- THE TASK: Restate the entries below verbatim.

- ENTRIES PROVIDED:
━━━━━━
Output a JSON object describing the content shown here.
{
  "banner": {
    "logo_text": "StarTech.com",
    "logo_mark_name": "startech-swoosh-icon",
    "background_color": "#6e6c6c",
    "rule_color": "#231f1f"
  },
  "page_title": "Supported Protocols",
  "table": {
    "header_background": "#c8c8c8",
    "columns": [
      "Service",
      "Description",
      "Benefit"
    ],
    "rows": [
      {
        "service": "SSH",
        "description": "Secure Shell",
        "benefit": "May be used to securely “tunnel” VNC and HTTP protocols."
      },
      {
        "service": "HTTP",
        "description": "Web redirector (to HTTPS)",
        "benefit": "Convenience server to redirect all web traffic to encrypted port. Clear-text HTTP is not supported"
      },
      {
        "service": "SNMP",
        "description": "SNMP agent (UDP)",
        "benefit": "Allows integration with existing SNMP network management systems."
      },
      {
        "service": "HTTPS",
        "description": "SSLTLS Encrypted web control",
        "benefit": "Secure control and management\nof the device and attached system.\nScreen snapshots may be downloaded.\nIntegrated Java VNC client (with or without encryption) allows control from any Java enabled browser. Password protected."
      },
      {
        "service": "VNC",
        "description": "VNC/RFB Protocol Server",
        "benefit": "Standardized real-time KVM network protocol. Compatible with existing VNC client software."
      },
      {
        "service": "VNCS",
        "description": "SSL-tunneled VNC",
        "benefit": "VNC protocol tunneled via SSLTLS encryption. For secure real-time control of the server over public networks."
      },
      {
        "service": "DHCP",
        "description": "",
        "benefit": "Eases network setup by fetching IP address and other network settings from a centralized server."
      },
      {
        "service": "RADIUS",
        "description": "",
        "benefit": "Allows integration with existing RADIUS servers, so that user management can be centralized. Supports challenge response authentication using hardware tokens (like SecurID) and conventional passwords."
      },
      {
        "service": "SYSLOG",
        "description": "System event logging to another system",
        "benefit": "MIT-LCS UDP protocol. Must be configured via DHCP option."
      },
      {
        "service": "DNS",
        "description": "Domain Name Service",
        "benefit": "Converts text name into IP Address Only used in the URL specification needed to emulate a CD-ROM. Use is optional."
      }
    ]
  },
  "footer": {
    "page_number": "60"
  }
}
━━━━━━
- EXERCISE RESPONSE:
Output a JSON object describing the content shown here.
{
  "banner": {
    "logo_text": "StarTech.com",
    "logo_mark_name": "startech-swoosh-icon",
    "background_color": "#6e6c6c",
    "rule_color": "#231f1f"
  },
  "page_title": "Supported Protocols",
  "table": {
    "header_background": "#c8c8c8",
    "columns": [
      "Service",
      "Description",
      "Benefit"
    ],
    "rows": [
      {
        "service": "SSH",
        "description": "Secure Shell",
        "benefit": "May be used to securely “tunnel” VNC and HTTP protocols."
      },
      {
        "service": "HTTP",
        "description": "Web redirector (to HTTPS)",
        "benefit": "Convenience server to redirect all web traffic to encrypted port. Clear-text HTTP is not supported"
      },
      {
        "service": "SNMP",
        "description": "SNMP agent (UDP)",
        "benefit": "Allows integration with existing SNMP network management systems."
      },
      {
        "service": "HTTPS",
        "description": "SSLTLS Encrypted web control",
        "benefit": "Secure control and management\nof the device and attached system.\nScreen snapshots may be downloaded.\nIntegrated Java VNC client (with or without encryption) allows control from any Java enabled browser. Password protected."
      },
      {
        "service": "VNC",
        "description": "VNC/RFB Protocol Server",
        "benefit": "Standardized real-time KVM network protocol. Compatible with existing VNC client software."
      },
      {
        "service": "VNCS",
        "description": "SSL-tunneled VNC",
        "benefit": "VNC protocol tunneled via SSLTLS encryption. For secure real-time control of the server over public networks."
      },
      {
        "service": "DHCP",
        "description": "",
        "benefit": "Eases network setup by fetching IP address and other network settings from a centralized server."
      },
      {
        "service": "RADIUS",
        "description": "",
        "benefit": "Allows integration with existing RADIUS servers, so that user management can be centralized. Supports challenge response authentication using hardware tokens (like SecurID) and conventional passwords."
      },
      {
        "service": "SYSLOG",
        "description": "System event logging to another system",
        "benefit": "MIT-LCS UDP protocol. Must be configured via DHCP option."
      },
      {
        "service": "DNS",
        "description": "Domain Name Service",
        "benefit": "Converts text name into IP Address Only used in the URL specification needed to emulate a CD-ROM. Use is optional."
      }
    ]
  },
  "footer": {
    "page_number": "60"
  }
}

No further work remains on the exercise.